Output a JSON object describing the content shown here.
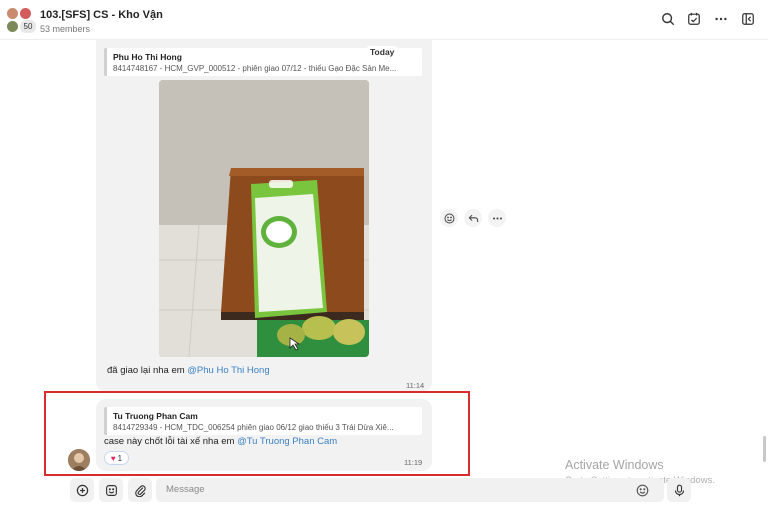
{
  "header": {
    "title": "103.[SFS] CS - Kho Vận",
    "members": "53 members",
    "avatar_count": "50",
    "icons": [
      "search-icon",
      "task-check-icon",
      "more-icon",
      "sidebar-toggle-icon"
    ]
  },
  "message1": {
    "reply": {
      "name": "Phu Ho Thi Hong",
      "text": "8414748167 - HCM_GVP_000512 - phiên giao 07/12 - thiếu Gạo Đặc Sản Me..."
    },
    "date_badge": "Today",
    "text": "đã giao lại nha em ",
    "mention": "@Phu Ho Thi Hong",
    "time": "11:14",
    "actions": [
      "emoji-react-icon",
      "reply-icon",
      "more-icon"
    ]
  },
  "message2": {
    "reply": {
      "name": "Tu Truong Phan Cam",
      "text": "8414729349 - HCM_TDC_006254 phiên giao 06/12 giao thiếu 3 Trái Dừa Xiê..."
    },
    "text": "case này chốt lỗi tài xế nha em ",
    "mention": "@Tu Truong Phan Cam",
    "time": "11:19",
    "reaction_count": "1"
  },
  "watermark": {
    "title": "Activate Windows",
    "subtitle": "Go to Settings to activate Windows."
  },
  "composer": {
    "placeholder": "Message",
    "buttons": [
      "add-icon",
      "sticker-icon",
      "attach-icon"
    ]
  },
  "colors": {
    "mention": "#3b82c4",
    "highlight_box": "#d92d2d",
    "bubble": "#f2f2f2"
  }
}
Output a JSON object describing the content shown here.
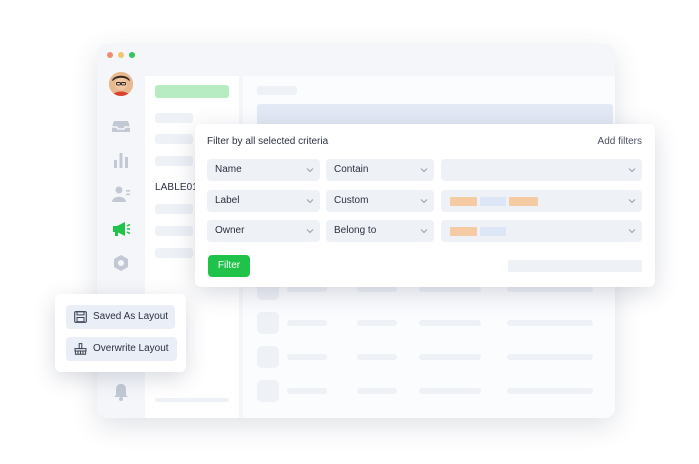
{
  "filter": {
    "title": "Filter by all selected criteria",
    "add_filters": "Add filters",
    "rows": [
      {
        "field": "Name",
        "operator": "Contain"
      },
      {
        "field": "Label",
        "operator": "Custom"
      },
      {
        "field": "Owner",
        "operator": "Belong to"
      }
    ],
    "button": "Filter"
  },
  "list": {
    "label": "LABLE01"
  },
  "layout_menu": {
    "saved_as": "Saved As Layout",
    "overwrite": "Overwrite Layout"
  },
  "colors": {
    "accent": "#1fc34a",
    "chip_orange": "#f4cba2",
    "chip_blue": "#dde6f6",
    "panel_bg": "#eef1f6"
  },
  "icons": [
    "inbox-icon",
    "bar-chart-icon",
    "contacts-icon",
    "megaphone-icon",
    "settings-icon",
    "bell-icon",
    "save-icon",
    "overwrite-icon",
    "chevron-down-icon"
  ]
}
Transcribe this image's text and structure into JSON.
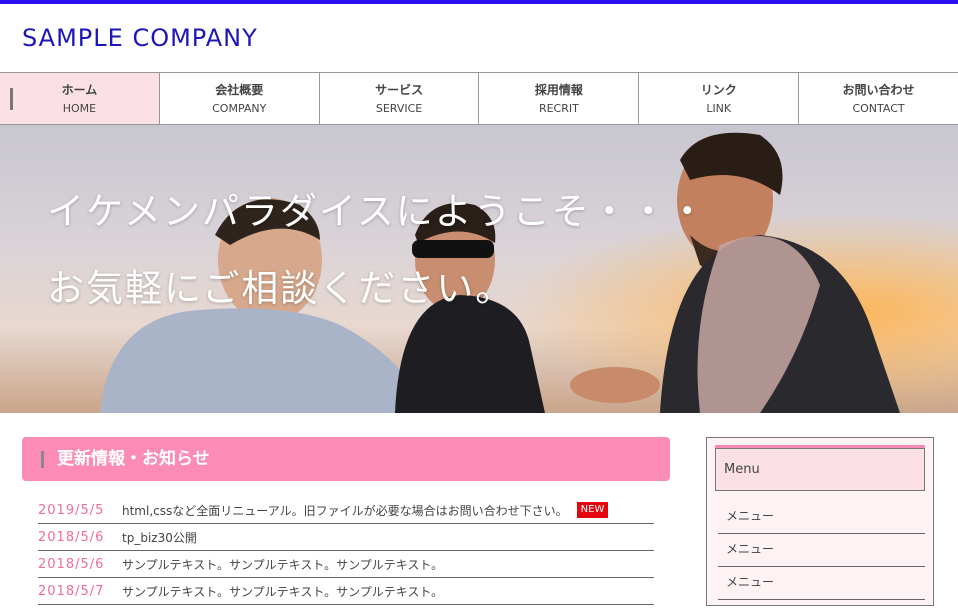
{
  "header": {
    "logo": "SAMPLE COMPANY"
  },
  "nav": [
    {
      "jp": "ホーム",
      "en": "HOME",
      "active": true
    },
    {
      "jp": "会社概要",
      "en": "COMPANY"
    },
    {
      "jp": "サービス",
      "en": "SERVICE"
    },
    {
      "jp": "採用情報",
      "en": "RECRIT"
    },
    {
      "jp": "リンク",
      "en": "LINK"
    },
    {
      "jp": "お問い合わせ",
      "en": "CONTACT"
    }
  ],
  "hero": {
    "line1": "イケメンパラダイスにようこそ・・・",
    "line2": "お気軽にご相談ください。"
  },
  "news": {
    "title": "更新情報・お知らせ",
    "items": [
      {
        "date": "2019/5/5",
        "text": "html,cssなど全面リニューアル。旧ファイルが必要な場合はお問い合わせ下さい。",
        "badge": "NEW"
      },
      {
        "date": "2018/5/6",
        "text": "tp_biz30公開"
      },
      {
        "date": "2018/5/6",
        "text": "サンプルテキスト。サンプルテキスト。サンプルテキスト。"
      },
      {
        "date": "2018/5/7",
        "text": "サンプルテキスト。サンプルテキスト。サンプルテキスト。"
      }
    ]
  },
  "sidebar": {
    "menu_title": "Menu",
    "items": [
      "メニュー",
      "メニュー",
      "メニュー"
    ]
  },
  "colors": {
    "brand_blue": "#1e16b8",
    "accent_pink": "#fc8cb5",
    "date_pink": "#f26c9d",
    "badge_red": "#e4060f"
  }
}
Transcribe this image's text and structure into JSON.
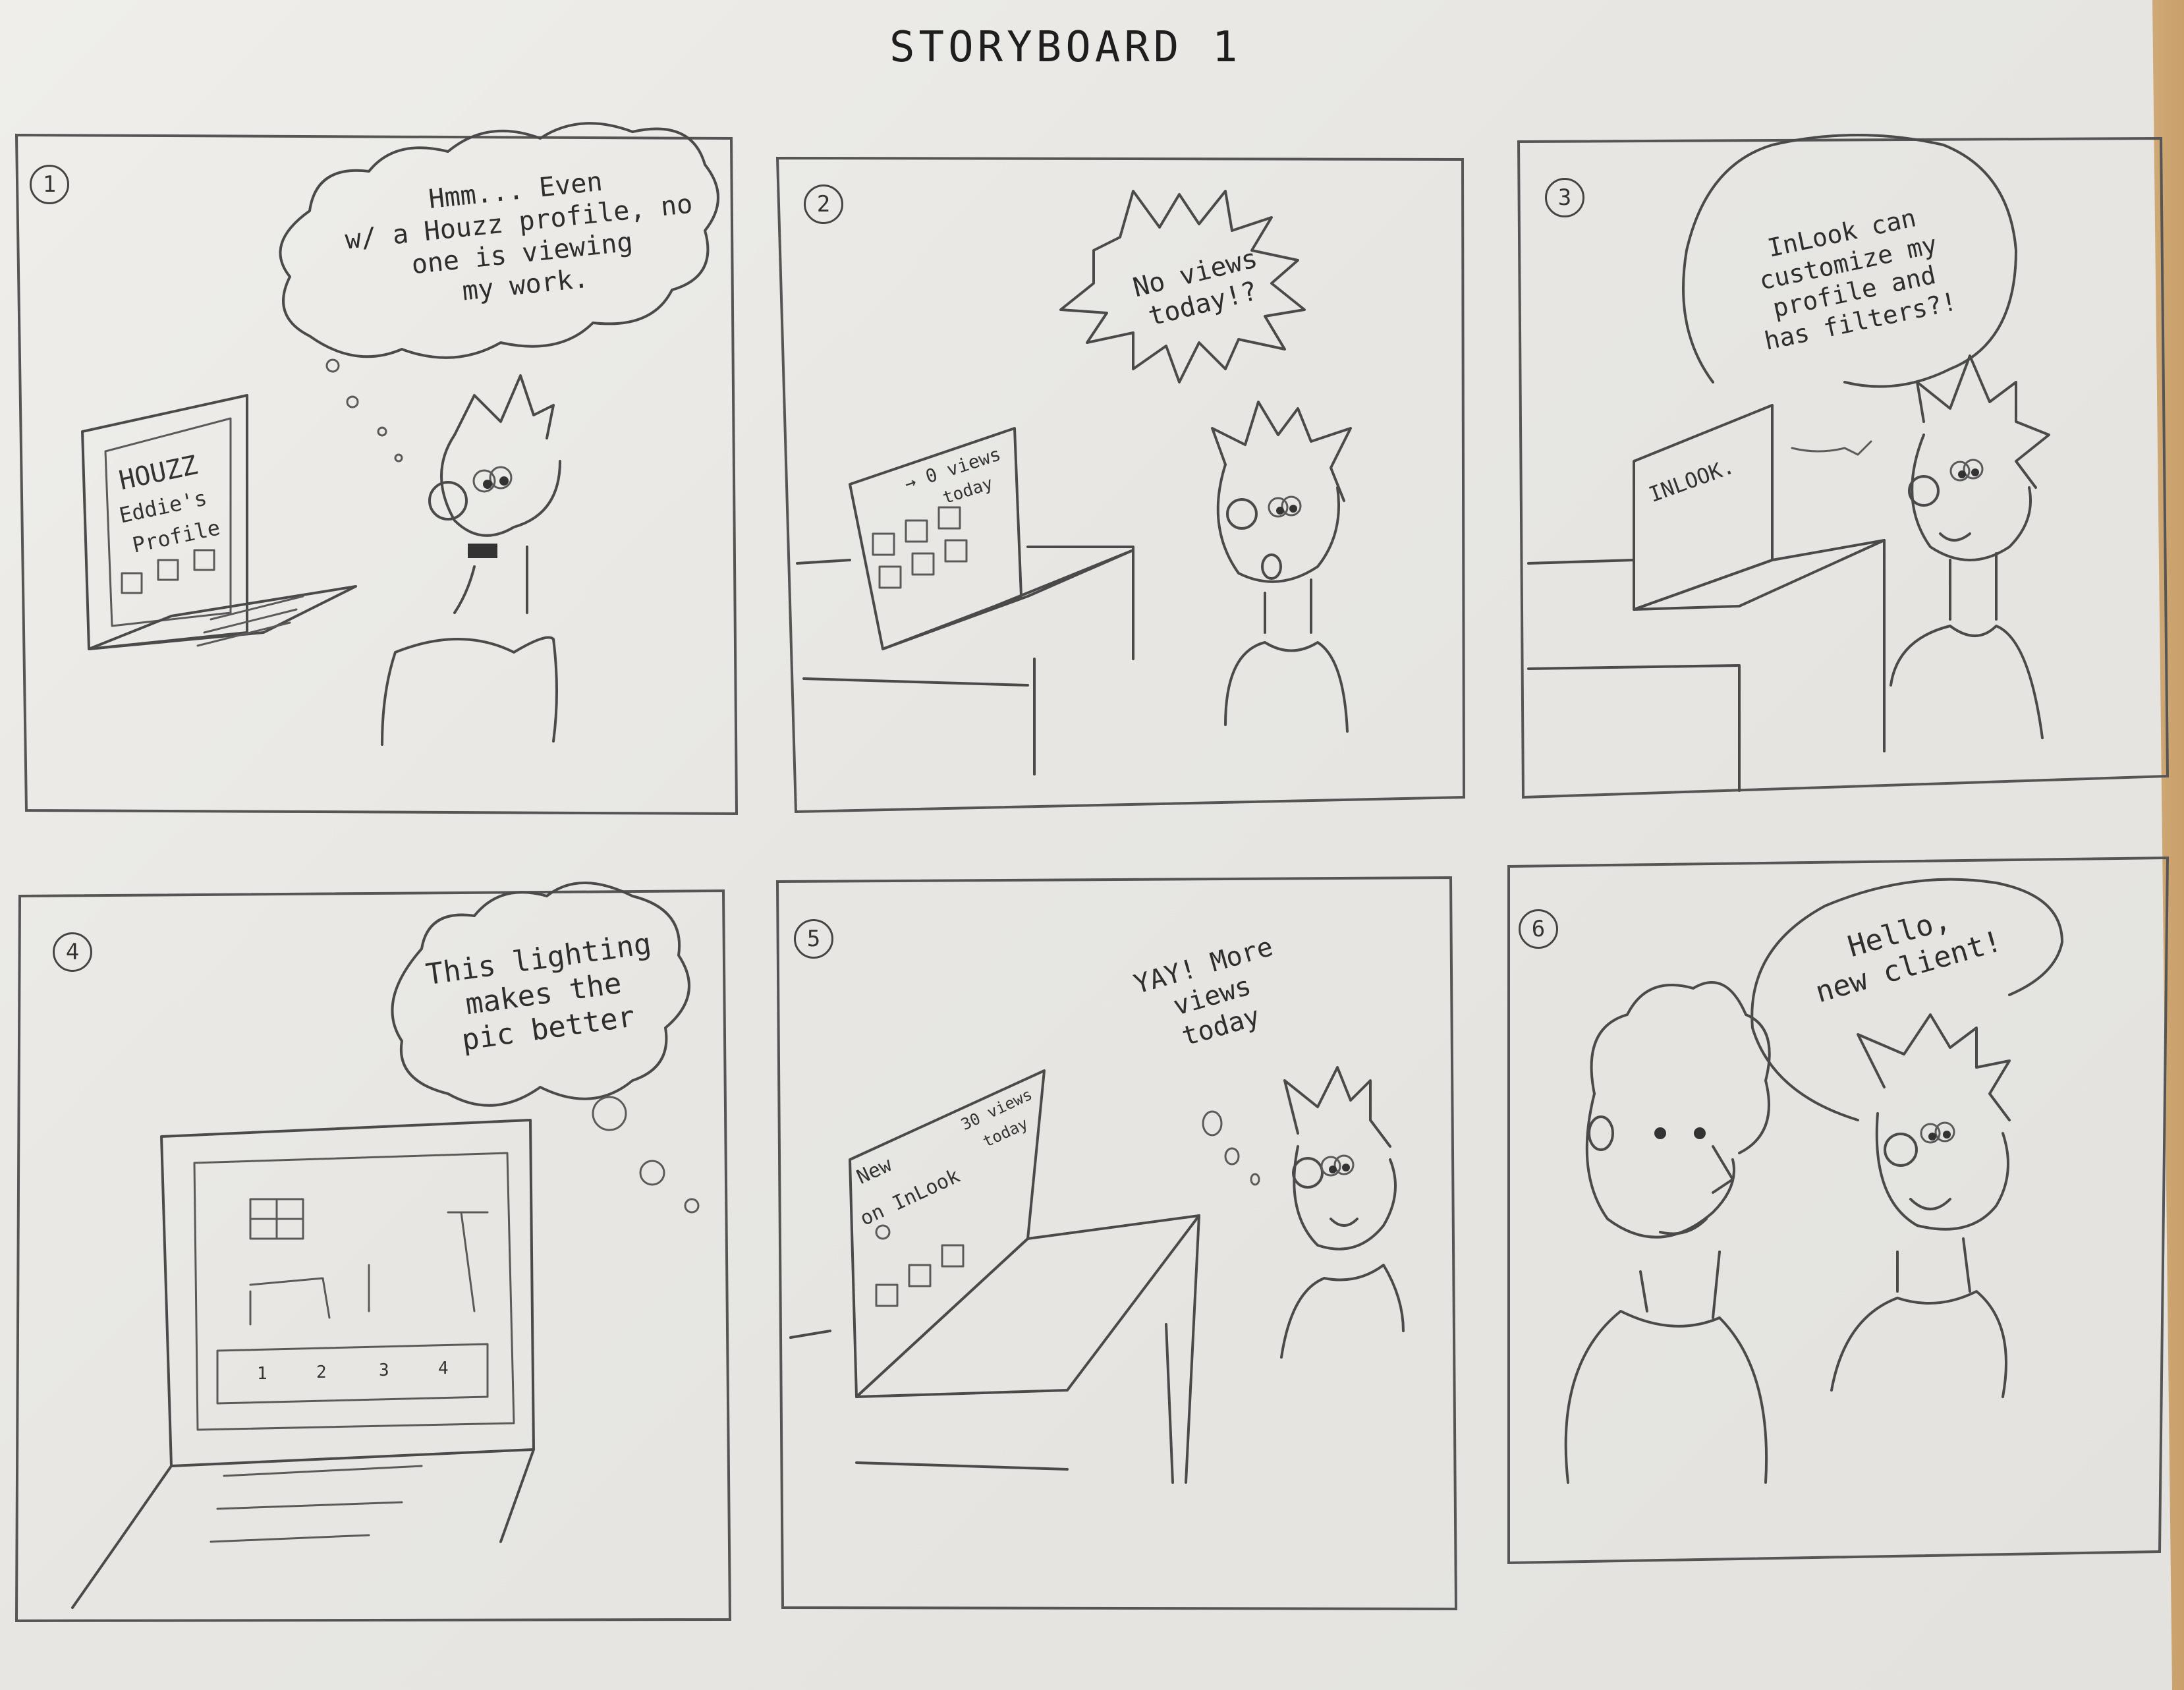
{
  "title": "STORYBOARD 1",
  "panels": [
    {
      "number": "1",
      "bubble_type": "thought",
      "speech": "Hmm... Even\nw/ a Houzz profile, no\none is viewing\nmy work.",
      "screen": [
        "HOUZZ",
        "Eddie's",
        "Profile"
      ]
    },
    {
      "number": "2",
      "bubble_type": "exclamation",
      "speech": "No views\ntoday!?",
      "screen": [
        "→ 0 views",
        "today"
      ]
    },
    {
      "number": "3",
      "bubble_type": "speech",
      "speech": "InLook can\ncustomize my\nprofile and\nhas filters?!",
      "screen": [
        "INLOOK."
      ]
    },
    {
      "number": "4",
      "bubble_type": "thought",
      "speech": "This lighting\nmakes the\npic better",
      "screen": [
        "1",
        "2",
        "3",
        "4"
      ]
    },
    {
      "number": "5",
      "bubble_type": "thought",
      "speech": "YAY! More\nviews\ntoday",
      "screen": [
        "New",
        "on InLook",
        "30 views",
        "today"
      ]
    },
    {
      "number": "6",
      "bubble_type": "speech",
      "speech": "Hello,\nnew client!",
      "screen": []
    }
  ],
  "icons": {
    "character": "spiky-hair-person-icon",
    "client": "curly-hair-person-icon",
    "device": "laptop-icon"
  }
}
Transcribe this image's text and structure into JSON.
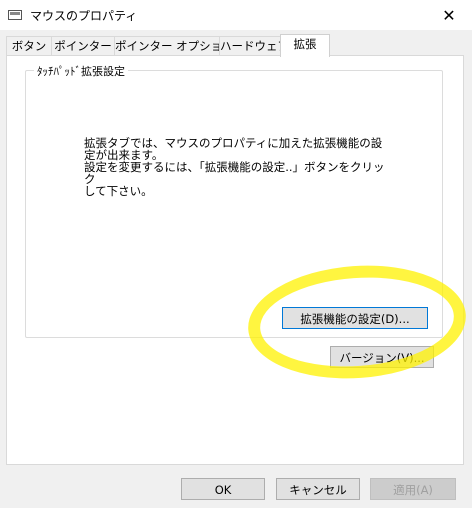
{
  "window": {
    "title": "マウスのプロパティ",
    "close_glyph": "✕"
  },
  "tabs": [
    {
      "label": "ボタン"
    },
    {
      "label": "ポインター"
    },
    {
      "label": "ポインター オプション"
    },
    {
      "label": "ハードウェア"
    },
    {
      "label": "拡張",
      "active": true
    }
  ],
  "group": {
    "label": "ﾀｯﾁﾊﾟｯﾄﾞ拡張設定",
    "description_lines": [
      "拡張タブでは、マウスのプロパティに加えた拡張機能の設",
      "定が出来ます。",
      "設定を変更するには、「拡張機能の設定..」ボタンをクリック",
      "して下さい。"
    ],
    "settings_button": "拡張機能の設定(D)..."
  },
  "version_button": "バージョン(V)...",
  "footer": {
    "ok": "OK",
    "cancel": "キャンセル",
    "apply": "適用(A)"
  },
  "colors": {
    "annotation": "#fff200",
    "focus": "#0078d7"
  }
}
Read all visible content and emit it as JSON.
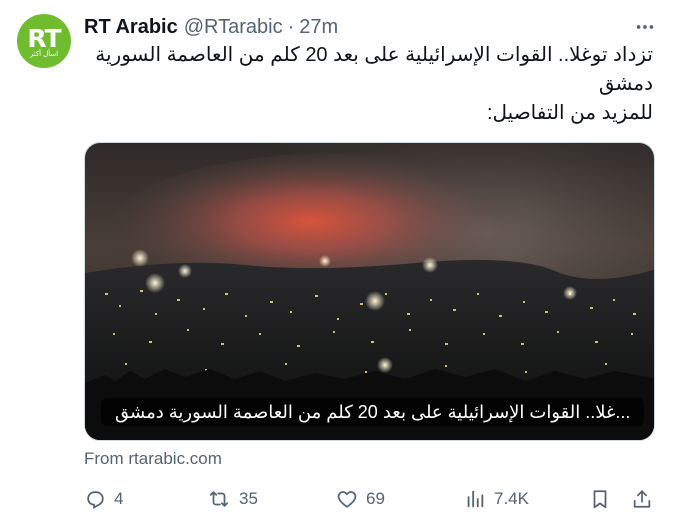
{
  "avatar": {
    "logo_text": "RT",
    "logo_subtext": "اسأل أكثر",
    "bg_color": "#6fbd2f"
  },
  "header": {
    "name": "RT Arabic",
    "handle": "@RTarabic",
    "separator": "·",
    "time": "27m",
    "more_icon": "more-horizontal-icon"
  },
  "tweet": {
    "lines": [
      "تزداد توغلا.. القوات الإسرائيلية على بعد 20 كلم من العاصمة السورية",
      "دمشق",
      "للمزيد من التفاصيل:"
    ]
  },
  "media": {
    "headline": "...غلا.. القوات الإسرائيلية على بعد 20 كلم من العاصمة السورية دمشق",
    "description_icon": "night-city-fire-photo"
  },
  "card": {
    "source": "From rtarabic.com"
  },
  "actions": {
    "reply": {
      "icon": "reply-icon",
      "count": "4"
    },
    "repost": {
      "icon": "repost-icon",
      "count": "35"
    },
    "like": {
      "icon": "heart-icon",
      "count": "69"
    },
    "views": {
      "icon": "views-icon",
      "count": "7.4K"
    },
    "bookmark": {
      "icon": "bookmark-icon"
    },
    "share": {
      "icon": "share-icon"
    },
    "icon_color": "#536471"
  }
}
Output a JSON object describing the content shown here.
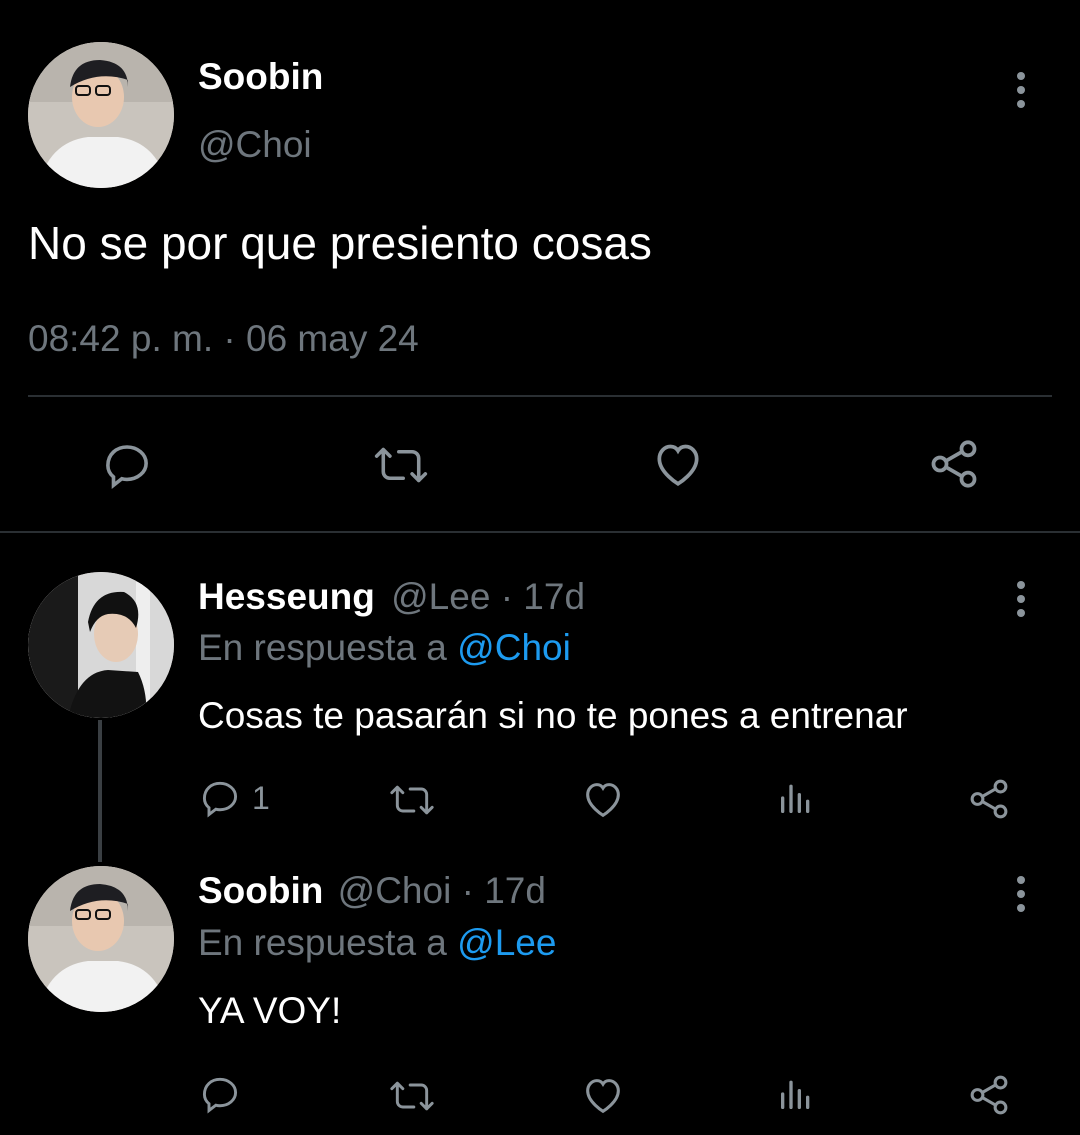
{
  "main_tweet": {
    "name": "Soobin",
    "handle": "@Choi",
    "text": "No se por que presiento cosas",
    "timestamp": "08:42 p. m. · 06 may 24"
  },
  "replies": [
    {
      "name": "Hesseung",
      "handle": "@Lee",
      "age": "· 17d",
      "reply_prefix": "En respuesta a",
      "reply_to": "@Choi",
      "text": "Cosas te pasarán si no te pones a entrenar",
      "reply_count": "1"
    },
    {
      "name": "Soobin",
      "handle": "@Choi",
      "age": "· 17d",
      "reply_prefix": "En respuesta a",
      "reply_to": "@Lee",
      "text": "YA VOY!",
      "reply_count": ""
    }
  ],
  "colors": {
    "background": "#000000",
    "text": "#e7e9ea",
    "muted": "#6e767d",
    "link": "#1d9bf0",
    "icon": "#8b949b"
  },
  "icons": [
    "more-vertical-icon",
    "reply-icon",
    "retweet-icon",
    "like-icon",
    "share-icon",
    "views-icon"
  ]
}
○ ○ ○ ○ ○ ○ ○
• [GIVEN PROBLEM] Find how many lines of the entries contain "الإسرائيلية". Respond with the number only.

• [EXPECTED OUTPUT] 2